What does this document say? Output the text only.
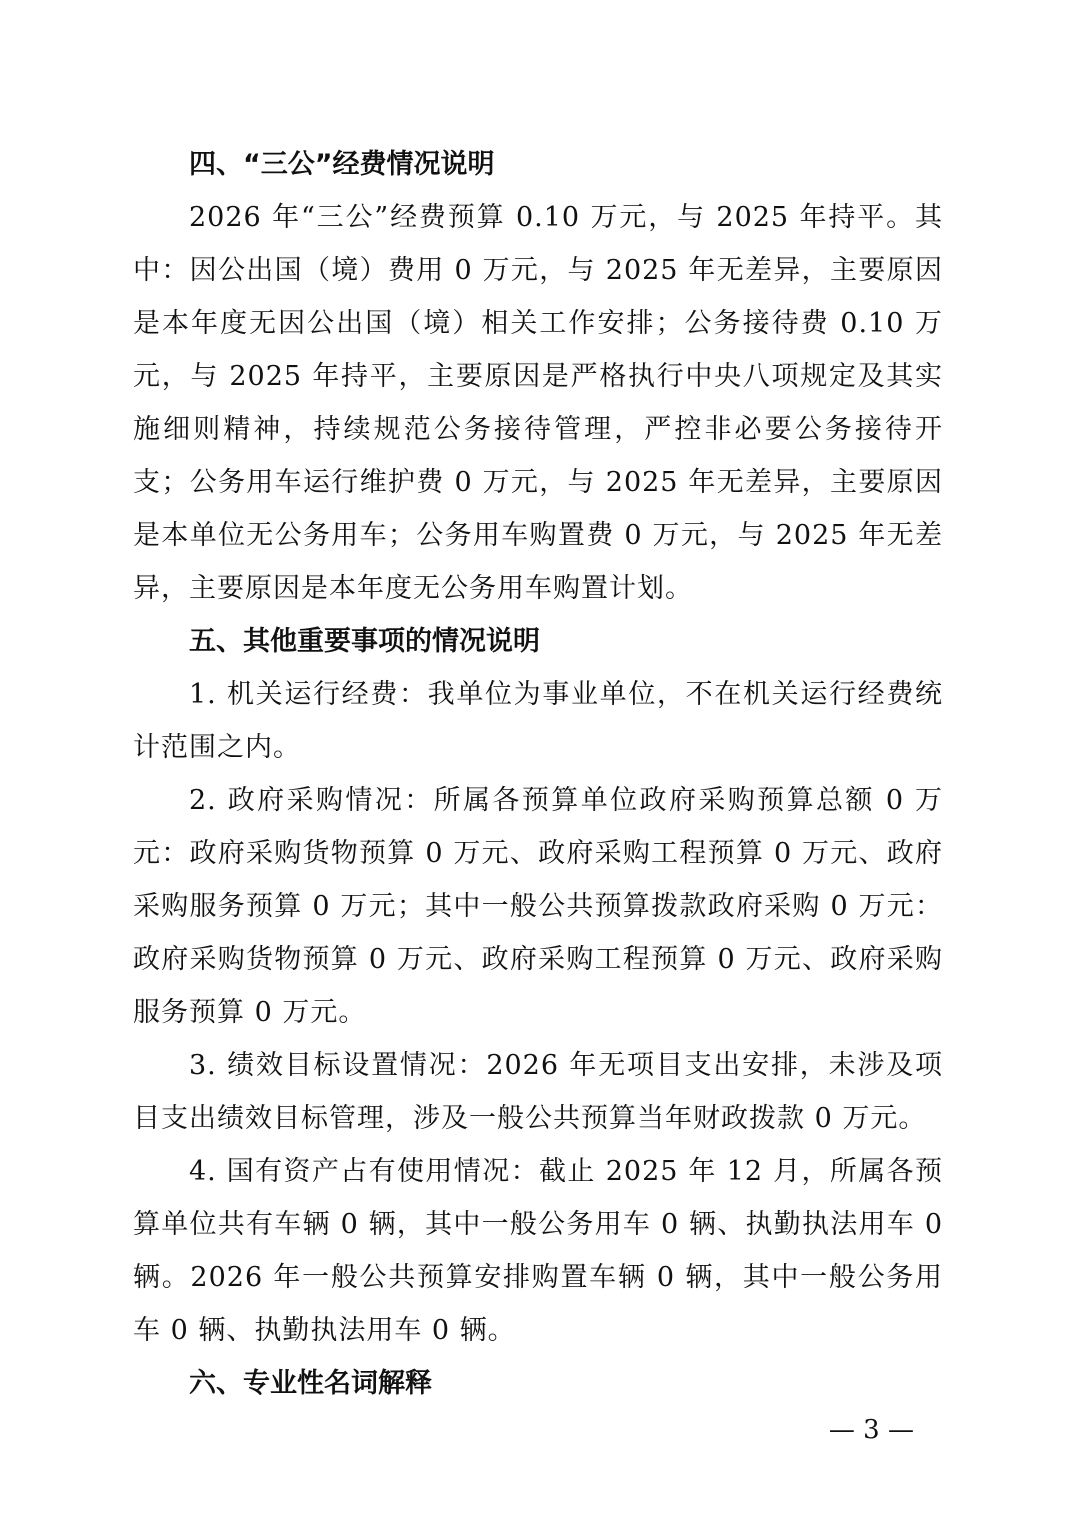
四、“三公”经费情况说明

2026 年“三公”经费预算 0.10 万元，与 2025 年持平。其中：因公出国（境）费用 0 万元，与 2025 年无差异，主要原因是本年度无因公出国（境）相关工作安排；公务接待费 0.10 万元，与 2025 年持平，主要原因是严格执行中央八项规定及其实施细则精神，持续规范公务接待管理，严控非必要公务接待开支；公务用车运行维护费 0 万元，与 2025 年无差异，主要原因是本单位无公务用车；公务用车购置费 0 万元，与 2025 年无差异，主要原因是本年度无公务用车购置计划。

五、其他重要事项的情况说明

1. 机关运行经费：我单位为事业单位，不在机关运行经费统计范围之内。

2. 政府采购情况：所属各预算单位政府采购预算总额 0 万元：政府采购货物预算 0 万元、政府采购工程预算 0 万元、政府采购服务预算 0 万元；其中一般公共预算拨款政府采购 0 万元：政府采购货物预算 0 万元、政府采购工程预算 0 万元、政府采购服务预算 0 万元。

3. 绩效目标设置情况：2026 年无项目支出安排，未涉及项目支出绩效目标管理，涉及一般公共预算当年财政拨款 0 万元。

4. 国有资产占有使用情况：截止 2025 年 12 月，所属各预算单位共有车辆 0 辆，其中一般公务用车 0 辆、执勤执法用车 0 辆。2026 年一般公共预算安排购置车辆 0 辆，其中一般公务用车 0 辆、执勤执法用车 0 辆。

六、专业性名词解释
— 3 —
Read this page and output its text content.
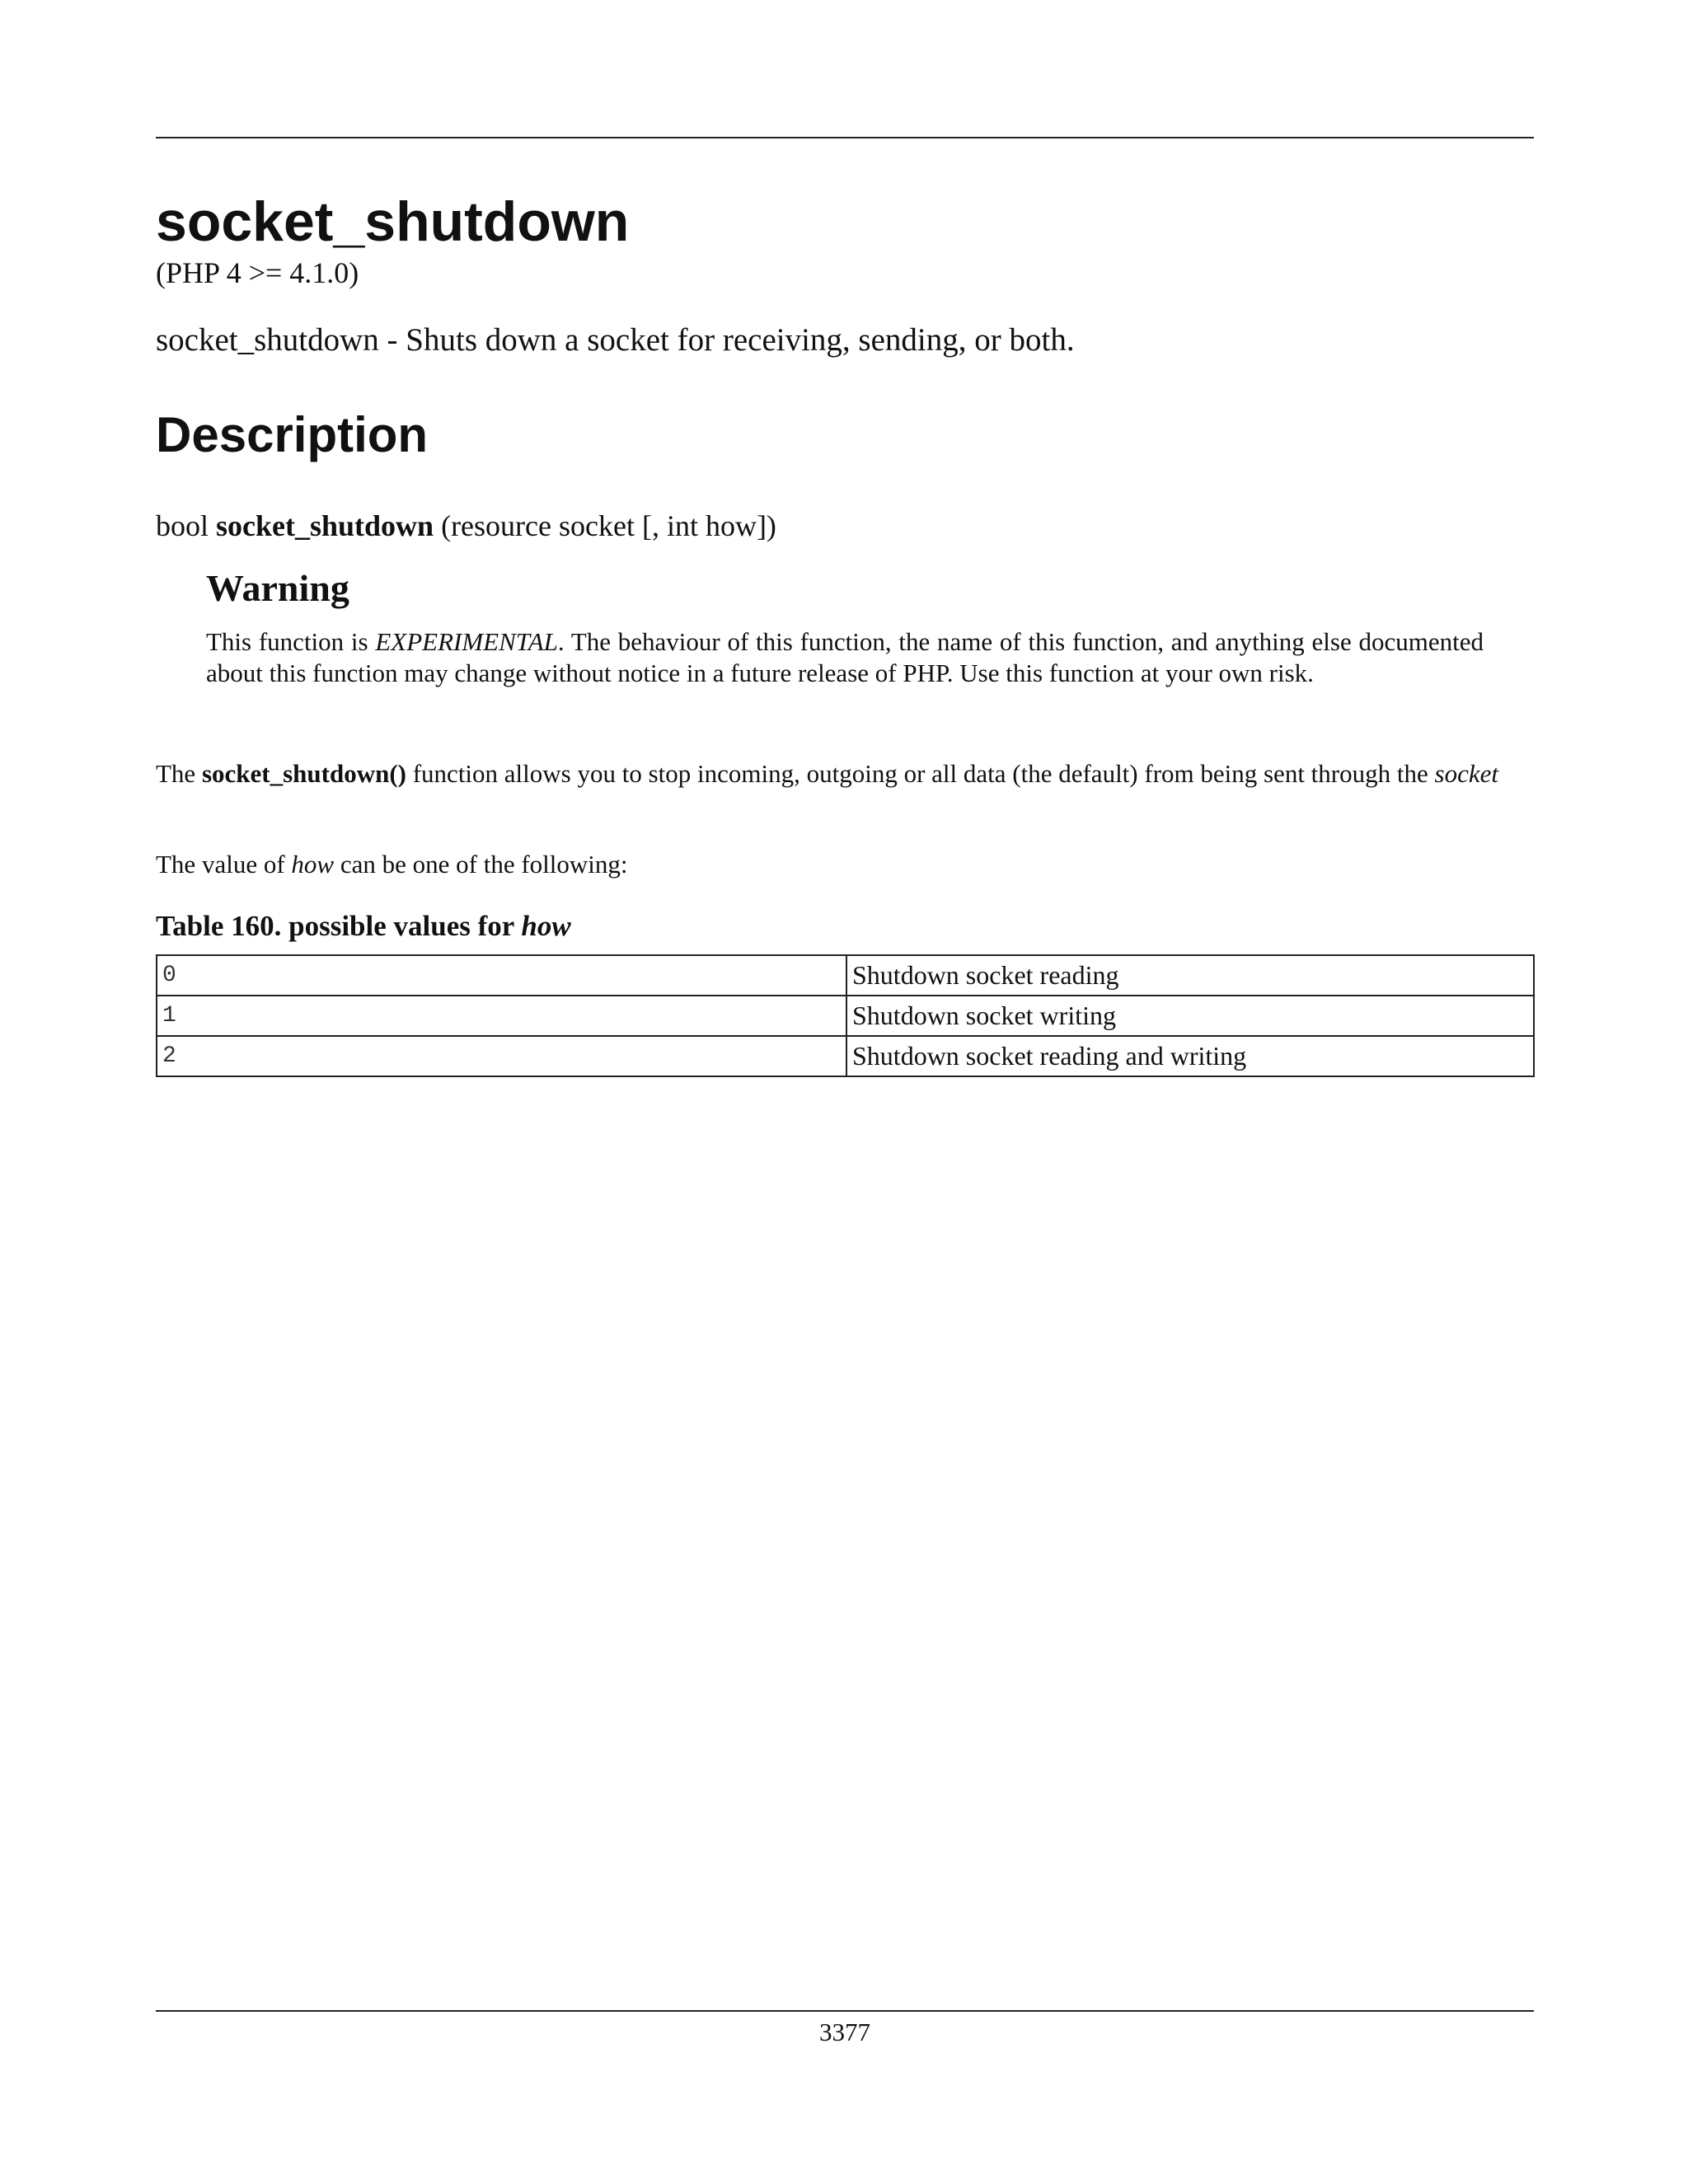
socket_shutdown
(PHP 4 >= 4.1.0)
socket_shutdown - Shuts down a socket for receiving, sending, or both.
Description
bool socket_shutdown (resource socket [, int how])
Warning

This function is EXPERIMENTAL. The behaviour of this function, the name of this function, and anything else documented about this function may change without notice in a future release of PHP. Use this function at your own risk.

The socket_shutdown() function allows you to stop incoming, outgoing or all data (the default) from being sent through the socket

The value of how can be one of the following:

Table 160. possible values for how
0	Shutdown socket reading
1	Shutdown socket writing
2	Shutdown socket reading and writing
3377
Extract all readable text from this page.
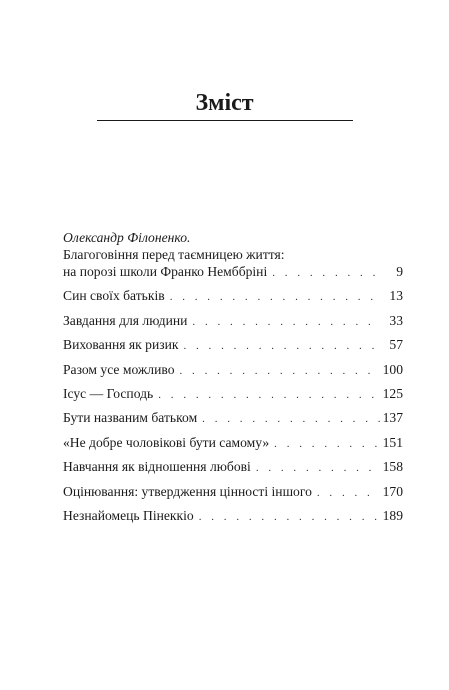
Зміст
Олександр Філоненко.
Благоговіння перед таємницею життя:
на порозі школи Франко Немббріні . . .	9
Син своїх батьків . . .	13
Завдання для людини . . .	33
Виховання як ризик . . .	57
Разом усе можливо . . .	100
Ісус — Господь . . .	125
Бути названим батьком . . .	137
«Не добре чоловікові бути самому» . . .	151
Навчання як відношення любові . . .	158
Оцінювання: утвердження цінності іншого . . .	170
Незнайомець Пінеккіо . . .	189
——
- _TASK STATEMENT_
How many lines in the records above contain the word "this"? Reply with the number alone.

- _RIGHT ANSWER_
4